**WHAT IS BEING ASKED:** An exact copy of all the data is required, with pictures left out.

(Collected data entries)
============
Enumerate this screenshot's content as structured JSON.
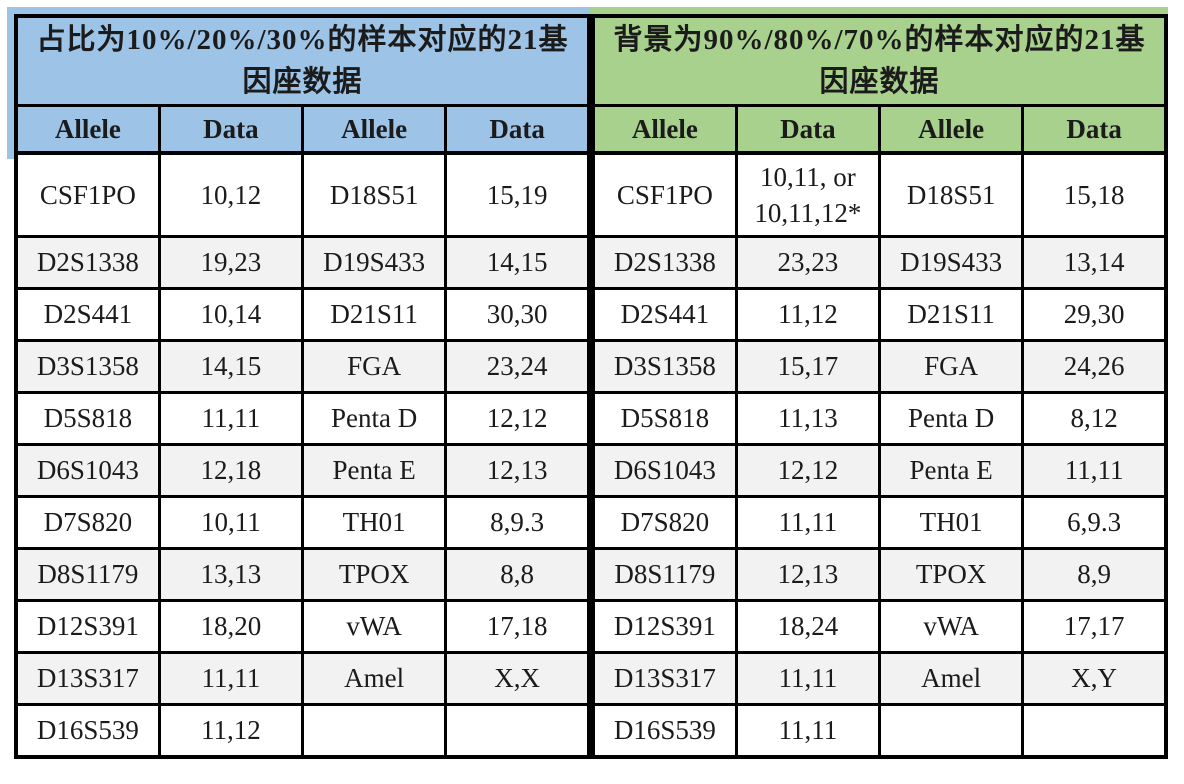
{
  "colors": {
    "left_header_fill": "#9DC3E6",
    "right_header_fill": "#A9D18E",
    "alt_row_fill": "#F2F2F2",
    "border": "#000000",
    "text": "#1B1B1B"
  },
  "left_table": {
    "title": "占比为10%/20%/30%的样本对应的21基因座数据",
    "columns": [
      "Allele",
      "Data",
      "Allele",
      "Data"
    ],
    "rows": [
      [
        "CSF1PO",
        "10,12",
        "D18S51",
        "15,19"
      ],
      [
        "D2S1338",
        "19,23",
        "D19S433",
        "14,15"
      ],
      [
        "D2S441",
        "10,14",
        "D21S11",
        "30,30"
      ],
      [
        "D3S1358",
        "14,15",
        "FGA",
        "23,24"
      ],
      [
        "D5S818",
        "11,11",
        "Penta D",
        "12,12"
      ],
      [
        "D6S1043",
        "12,18",
        "Penta E",
        "12,13"
      ],
      [
        "D7S820",
        "10,11",
        "TH01",
        "8,9.3"
      ],
      [
        "D8S1179",
        "13,13",
        "TPOX",
        "8,8"
      ],
      [
        "D12S391",
        "18,20",
        "vWA",
        "17,18"
      ],
      [
        "D13S317",
        "11,11",
        "Amel",
        "X,X"
      ],
      [
        "D16S539",
        "11,12",
        "",
        ""
      ]
    ]
  },
  "right_table": {
    "title": "背景为90%/80%/70%的样本对应的21基因座数据",
    "columns": [
      "Allele",
      "Data",
      "Allele",
      "Data"
    ],
    "rows": [
      [
        "CSF1PO",
        "10,11, or\n10,11,12*",
        "D18S51",
        "15,18"
      ],
      [
        "D2S1338",
        "23,23",
        "D19S433",
        "13,14"
      ],
      [
        "D2S441",
        "11,12",
        "D21S11",
        "29,30"
      ],
      [
        "D3S1358",
        "15,17",
        "FGA",
        "24,26"
      ],
      [
        "D5S818",
        "11,13",
        "Penta D",
        "8,12"
      ],
      [
        "D6S1043",
        "12,12",
        "Penta E",
        "11,11"
      ],
      [
        "D7S820",
        "11,11",
        "TH01",
        "6,9.3"
      ],
      [
        "D8S1179",
        "12,13",
        "TPOX",
        "8,9"
      ],
      [
        "D12S391",
        "18,24",
        "vWA",
        "17,17"
      ],
      [
        "D13S317",
        "11,11",
        "Amel",
        "X,Y"
      ],
      [
        "D16S539",
        "11,11",
        "",
        ""
      ]
    ]
  }
}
============
**RESULT BELOW:**
Enumerate this screenshot's content as structured JSON.
{
  "colors": {
    "left_header_fill": "#9DC3E6",
    "right_header_fill": "#A9D18E",
    "alt_row_fill": "#F2F2F2",
    "border": "#000000",
    "text": "#1B1B1B"
  },
  "left_table": {
    "title": "占比为10%/20%/30%的样本对应的21基因座数据",
    "columns": [
      "Allele",
      "Data",
      "Allele",
      "Data"
    ],
    "rows": [
      [
        "CSF1PO",
        "10,12",
        "D18S51",
        "15,19"
      ],
      [
        "D2S1338",
        "19,23",
        "D19S433",
        "14,15"
      ],
      [
        "D2S441",
        "10,14",
        "D21S11",
        "30,30"
      ],
      [
        "D3S1358",
        "14,15",
        "FGA",
        "23,24"
      ],
      [
        "D5S818",
        "11,11",
        "Penta D",
        "12,12"
      ],
      [
        "D6S1043",
        "12,18",
        "Penta E",
        "12,13"
      ],
      [
        "D7S820",
        "10,11",
        "TH01",
        "8,9.3"
      ],
      [
        "D8S1179",
        "13,13",
        "TPOX",
        "8,8"
      ],
      [
        "D12S391",
        "18,20",
        "vWA",
        "17,18"
      ],
      [
        "D13S317",
        "11,11",
        "Amel",
        "X,X"
      ],
      [
        "D16S539",
        "11,12",
        "",
        ""
      ]
    ]
  },
  "right_table": {
    "title": "背景为90%/80%/70%的样本对应的21基因座数据",
    "columns": [
      "Allele",
      "Data",
      "Allele",
      "Data"
    ],
    "rows": [
      [
        "CSF1PO",
        "10,11, or\n10,11,12*",
        "D18S51",
        "15,18"
      ],
      [
        "D2S1338",
        "23,23",
        "D19S433",
        "13,14"
      ],
      [
        "D2S441",
        "11,12",
        "D21S11",
        "29,30"
      ],
      [
        "D3S1358",
        "15,17",
        "FGA",
        "24,26"
      ],
      [
        "D5S818",
        "11,13",
        "Penta D",
        "8,12"
      ],
      [
        "D6S1043",
        "12,12",
        "Penta E",
        "11,11"
      ],
      [
        "D7S820",
        "11,11",
        "TH01",
        "6,9.3"
      ],
      [
        "D8S1179",
        "12,13",
        "TPOX",
        "8,9"
      ],
      [
        "D12S391",
        "18,24",
        "vWA",
        "17,17"
      ],
      [
        "D13S317",
        "11,11",
        "Amel",
        "X,Y"
      ],
      [
        "D16S539",
        "11,11",
        "",
        ""
      ]
    ]
  }
}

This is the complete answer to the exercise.